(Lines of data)
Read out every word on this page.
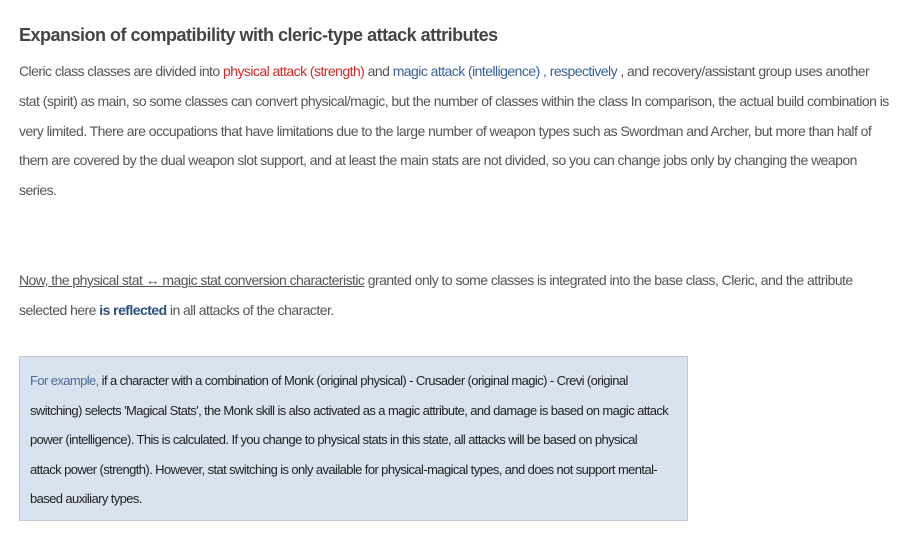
Expansion of compatibility with cleric-type attack attributes

Cleric class classes are divided into physical attack (strength) and magic attack (intelligence) , respectively , and recovery/assistant group uses another stat (spirit) as main, so some classes can convert physical/magic, but the number of classes within the class In comparison, the actual build combination is very limited. There are occupations that have limitations due to the large number of weapon types such as Swordman and Archer, but more than half of them are covered by the dual weapon slot support, and at least the main stats are not divided, so you can change jobs only by changing the weapon series.

Now, the physical stat ↔ magic stat conversion characteristic granted only to some classes is integrated into the base class, Cleric, and the attribute selected here is reflected in all attacks of the character.

For example, if a character with a combination of Monk (original physical) - Crusader (original magic) - Crevi (original switching) selects 'Magical Stats', the Monk skill is also activated as a magic attribute, and damage is based on magic attack power (intelligence). This is calculated. If you change to physical stats in this state, all attacks will be based on physical attack power (strength). However, stat switching is only available for physical-magical types, and does not support mental-based auxiliary types.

• **WRITTEN TASK**:
Copy the listing word for word, excluding its pictures.

• **RESULT OF THE TASK**:
Read out every word on this page.
Expansion of compatibility with cleric-type attack attributes

Cleric class classes are divided into physical attack (strength) and magic attack (intelligence) , respectively , and recovery/assistant group uses another stat (spirit) as main, so some classes can convert physical/magic, but the number of classes within the class In comparison, the actual build combination is very limited. There are occupations that have limitations due to the large number of weapon types such as Swordman and Archer, but more than half of them are covered by the dual weapon slot support, and at least the main stats are not divided, so you can change jobs only by changing the weapon series.

Now, the physical stat ↔ magic stat conversion characteristic granted only to some classes is integrated into the base class, Cleric, and the attribute selected here is reflected in all attacks of the character.

For example, if a character with a combination of Monk (original physical) - Crusader (original magic) - Crevi (original switching) selects 'Magical Stats', the Monk skill is also activated as a magic attribute, and damage is based on magic attack power (intelligence). This is calculated. If you change to physical stats in this state, all attacks will be based on physical attack power (strength). However, stat switching is only available for physical-magical types, and does not support mental-based auxiliary types.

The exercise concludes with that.